**GOAL**
Every line holding the string "name" should be gathered.

**RAW RECORDS**
....

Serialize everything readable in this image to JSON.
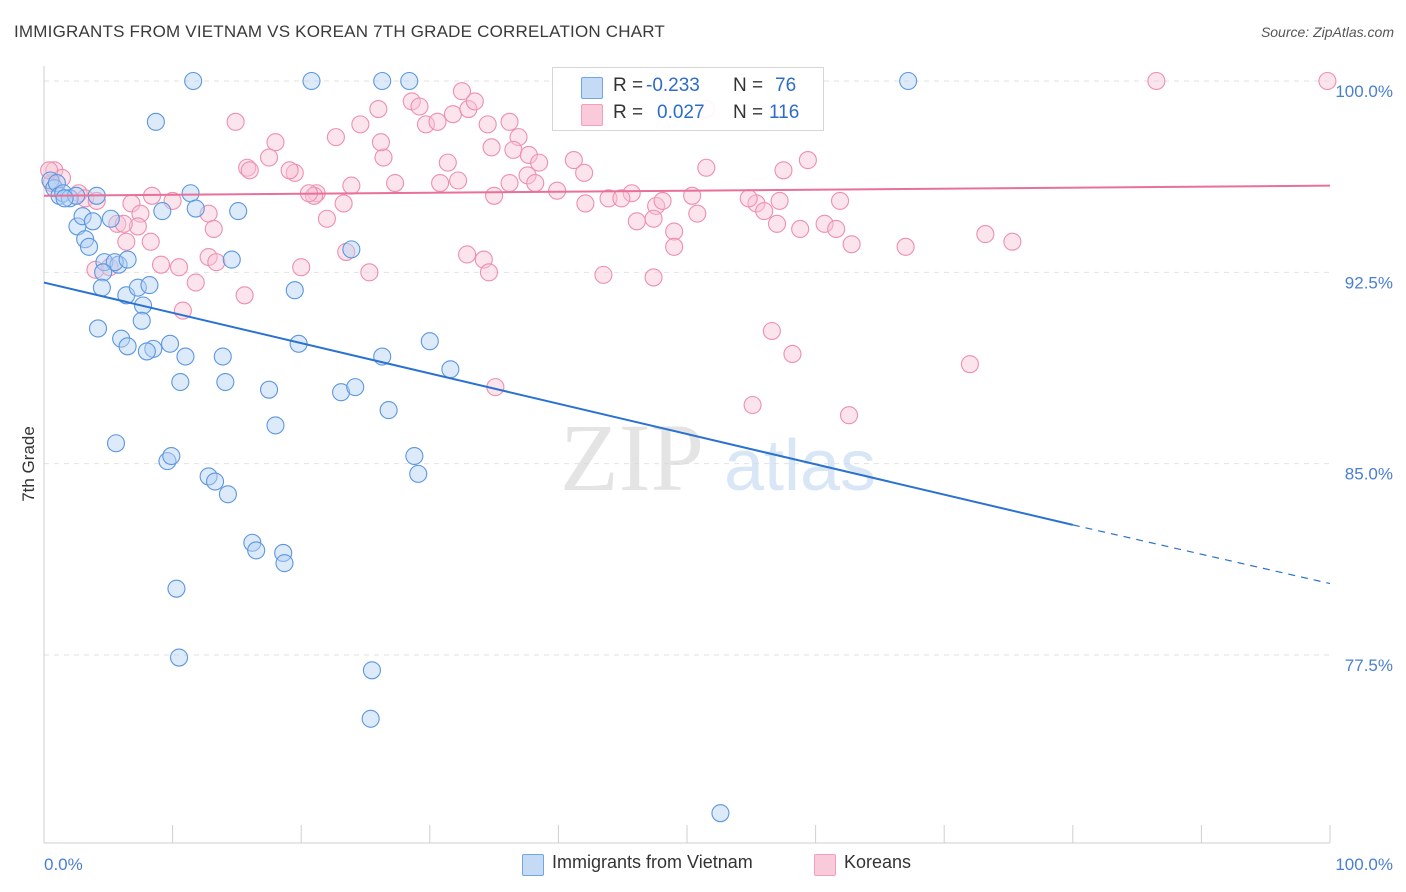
{
  "title": "IMMIGRANTS FROM VIETNAM VS KOREAN 7TH GRADE CORRELATION CHART",
  "source": "Source: ZipAtlas.com",
  "watermark": {
    "zip": "ZIP",
    "atlas": "atlas"
  },
  "legend_stats": [
    {
      "r_label": "R =",
      "r_value": "-0.233",
      "n_label": "N =",
      "n_value": "76"
    },
    {
      "r_label": "R =",
      "r_value": "0.027",
      "n_label": "N =",
      "n_value": "116"
    }
  ],
  "colors": {
    "vietnam": "#6fa6e6",
    "korean": "#f4a0bb",
    "vietnam_line": "#2a72d0",
    "korean_line": "#e8709a",
    "tick_label": "#4a7fd0"
  },
  "chart_data": {
    "type": "scatter",
    "title": "IMMIGRANTS FROM VIETNAM VS KOREAN 7TH GRADE CORRELATION CHART",
    "xlabel": "",
    "ylabel": "7th Grade",
    "xlim": [
      0,
      100
    ],
    "ylim": [
      70.5,
      101
    ],
    "x_tick_labels": [
      "0.0%",
      "100.0%"
    ],
    "y_ticks": [
      77.5,
      85.0,
      92.5,
      100.0
    ],
    "y_tick_labels": [
      "77.5%",
      "85.0%",
      "92.5%",
      "100.0%"
    ],
    "grid": true,
    "legend_position": "bottom",
    "series": [
      {
        "name": "Immigrants from Vietnam",
        "color": "#6fa6e6",
        "trend": {
          "x": [
            0,
            80
          ],
          "y": [
            92.1,
            82.6
          ],
          "dashed_to": [
            100,
            80.3
          ]
        },
        "points": [
          [
            0.5,
            96.1
          ],
          [
            0.8,
            95.8
          ],
          [
            1.0,
            96.0
          ],
          [
            1.2,
            95.5
          ],
          [
            1.5,
            95.6
          ],
          [
            2.0,
            95.4
          ],
          [
            2.5,
            95.5
          ],
          [
            1.6,
            95.4
          ],
          [
            2.6,
            94.3
          ],
          [
            3.0,
            94.7
          ],
          [
            3.8,
            94.5
          ],
          [
            5.2,
            94.6
          ],
          [
            3.2,
            93.8
          ],
          [
            3.5,
            93.5
          ],
          [
            4.7,
            92.9
          ],
          [
            5.8,
            92.8
          ],
          [
            5.5,
            92.9
          ],
          [
            6.5,
            93.0
          ],
          [
            4.6,
            92.5
          ],
          [
            4.5,
            91.9
          ],
          [
            6.4,
            91.6
          ],
          [
            7.3,
            91.9
          ],
          [
            8.2,
            92.0
          ],
          [
            7.7,
            91.2
          ],
          [
            7.6,
            90.6
          ],
          [
            4.2,
            90.3
          ],
          [
            6.0,
            89.9
          ],
          [
            6.5,
            89.6
          ],
          [
            8.5,
            89.5
          ],
          [
            9.8,
            89.7
          ],
          [
            8.0,
            89.4
          ],
          [
            11.0,
            89.2
          ],
          [
            13.9,
            89.2
          ],
          [
            10.6,
            88.2
          ],
          [
            14.1,
            88.2
          ],
          [
            17.5,
            87.9
          ],
          [
            23.1,
            87.8
          ],
          [
            24.2,
            88.0
          ],
          [
            26.8,
            87.1
          ],
          [
            18.0,
            86.5
          ],
          [
            5.6,
            85.8
          ],
          [
            9.6,
            85.1
          ],
          [
            9.9,
            85.3
          ],
          [
            12.8,
            84.5
          ],
          [
            13.3,
            84.3
          ],
          [
            14.3,
            83.8
          ],
          [
            16.2,
            81.9
          ],
          [
            16.5,
            81.6
          ],
          [
            18.6,
            81.5
          ],
          [
            18.7,
            81.1
          ],
          [
            10.3,
            80.1
          ],
          [
            10.5,
            77.4
          ],
          [
            25.5,
            76.9
          ],
          [
            25.4,
            75.0
          ],
          [
            52.6,
            71.3
          ],
          [
            11.6,
            100.0
          ],
          [
            20.8,
            100.0
          ],
          [
            26.3,
            100.0
          ],
          [
            28.4,
            100.0
          ],
          [
            42.6,
            100.0
          ],
          [
            67.2,
            100.0
          ],
          [
            8.7,
            98.4
          ],
          [
            11.4,
            95.6
          ],
          [
            11.8,
            95.0
          ],
          [
            15.1,
            94.9
          ],
          [
            9.2,
            94.9
          ],
          [
            14.6,
            93.0
          ],
          [
            23.9,
            93.4
          ],
          [
            19.5,
            91.8
          ],
          [
            26.3,
            89.2
          ],
          [
            19.8,
            89.7
          ],
          [
            30.0,
            89.8
          ],
          [
            31.6,
            88.7
          ],
          [
            28.8,
            85.3
          ],
          [
            29.1,
            84.6
          ],
          [
            4.1,
            95.5
          ]
        ]
      },
      {
        "name": "Koreans",
        "color": "#f4a0bb",
        "trend": {
          "x": [
            0,
            100
          ],
          "y": [
            95.5,
            95.9
          ]
        },
        "points": [
          [
            0.8,
            96.5
          ],
          [
            1.4,
            96.2
          ],
          [
            0.6,
            96.0
          ],
          [
            2.7,
            95.6
          ],
          [
            3.2,
            95.4
          ],
          [
            4.1,
            95.3
          ],
          [
            6.8,
            95.2
          ],
          [
            8.4,
            95.5
          ],
          [
            7.5,
            94.8
          ],
          [
            10.0,
            95.3
          ],
          [
            12.8,
            94.8
          ],
          [
            13.2,
            94.2
          ],
          [
            5.7,
            94.4
          ],
          [
            7.3,
            94.3
          ],
          [
            6.4,
            93.7
          ],
          [
            8.3,
            93.7
          ],
          [
            9.1,
            92.8
          ],
          [
            10.5,
            92.7
          ],
          [
            12.8,
            93.1
          ],
          [
            13.4,
            92.9
          ],
          [
            4.0,
            92.6
          ],
          [
            5.1,
            92.7
          ],
          [
            11.8,
            92.1
          ],
          [
            15.6,
            91.6
          ],
          [
            10.8,
            91.0
          ],
          [
            6.2,
            94.4
          ],
          [
            18.0,
            97.6
          ],
          [
            17.5,
            97.0
          ],
          [
            19.5,
            96.4
          ],
          [
            19.1,
            96.5
          ],
          [
            15.8,
            96.6
          ],
          [
            16.0,
            96.5
          ],
          [
            21.2,
            95.6
          ],
          [
            21.0,
            95.5
          ],
          [
            20.6,
            95.6
          ],
          [
            23.3,
            95.2
          ],
          [
            23.9,
            95.9
          ],
          [
            22.0,
            94.6
          ],
          [
            23.5,
            93.3
          ],
          [
            25.3,
            92.5
          ],
          [
            20.0,
            92.7
          ],
          [
            14.9,
            98.4
          ],
          [
            22.7,
            97.8
          ],
          [
            24.6,
            98.3
          ],
          [
            26.0,
            98.9
          ],
          [
            26.4,
            97.0
          ],
          [
            26.2,
            97.6
          ],
          [
            28.6,
            99.2
          ],
          [
            29.2,
            99.0
          ],
          [
            29.7,
            98.3
          ],
          [
            30.6,
            98.4
          ],
          [
            31.8,
            98.7
          ],
          [
            33.0,
            98.9
          ],
          [
            33.5,
            99.2
          ],
          [
            34.5,
            98.3
          ],
          [
            36.2,
            98.4
          ],
          [
            36.9,
            97.8
          ],
          [
            34.8,
            97.4
          ],
          [
            36.5,
            97.3
          ],
          [
            37.7,
            97.1
          ],
          [
            38.5,
            96.8
          ],
          [
            37.6,
            96.3
          ],
          [
            38.2,
            96.0
          ],
          [
            36.2,
            96.0
          ],
          [
            35.0,
            95.5
          ],
          [
            32.2,
            96.1
          ],
          [
            31.4,
            96.8
          ],
          [
            27.3,
            96.0
          ],
          [
            30.8,
            96.0
          ],
          [
            39.9,
            95.7
          ],
          [
            41.2,
            96.9
          ],
          [
            42.0,
            96.4
          ],
          [
            42.1,
            95.2
          ],
          [
            43.9,
            95.4
          ],
          [
            45.7,
            95.6
          ],
          [
            47.6,
            95.1
          ],
          [
            47.4,
            94.6
          ],
          [
            48.1,
            95.3
          ],
          [
            44.9,
            95.4
          ],
          [
            50.4,
            95.5
          ],
          [
            50.8,
            94.8
          ],
          [
            55.4,
            95.2
          ],
          [
            56.0,
            94.9
          ],
          [
            57.0,
            94.4
          ],
          [
            58.8,
            94.2
          ],
          [
            60.7,
            94.4
          ],
          [
            61.6,
            94.2
          ],
          [
            62.8,
            93.6
          ],
          [
            67.0,
            93.5
          ],
          [
            73.2,
            94.0
          ],
          [
            75.3,
            93.7
          ],
          [
            43.5,
            92.4
          ],
          [
            46.1,
            94.5
          ],
          [
            32.9,
            93.2
          ],
          [
            34.2,
            93.0
          ],
          [
            34.6,
            92.5
          ],
          [
            47.4,
            92.3
          ],
          [
            49.0,
            94.1
          ],
          [
            49.0,
            93.5
          ],
          [
            57.5,
            96.5
          ],
          [
            59.4,
            96.9
          ],
          [
            51.5,
            96.6
          ],
          [
            54.8,
            95.4
          ],
          [
            57.2,
            95.3
          ],
          [
            61.9,
            95.3
          ],
          [
            56.6,
            90.2
          ],
          [
            58.2,
            89.3
          ],
          [
            72.0,
            88.9
          ],
          [
            35.1,
            88.0
          ],
          [
            55.1,
            87.3
          ],
          [
            62.6,
            86.9
          ],
          [
            86.5,
            100.0
          ],
          [
            99.8,
            100.0
          ],
          [
            51.5,
            98.9
          ],
          [
            32.5,
            99.6
          ],
          [
            0.4,
            96.5
          ]
        ]
      }
    ]
  },
  "bottom_legend": [
    {
      "label": "Immigrants from Vietnam"
    },
    {
      "label": "Koreans"
    }
  ]
}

....

**EXERCISE ANSWER**
        "name": "Immigrants from Vietnam",
        "name": "Koreans",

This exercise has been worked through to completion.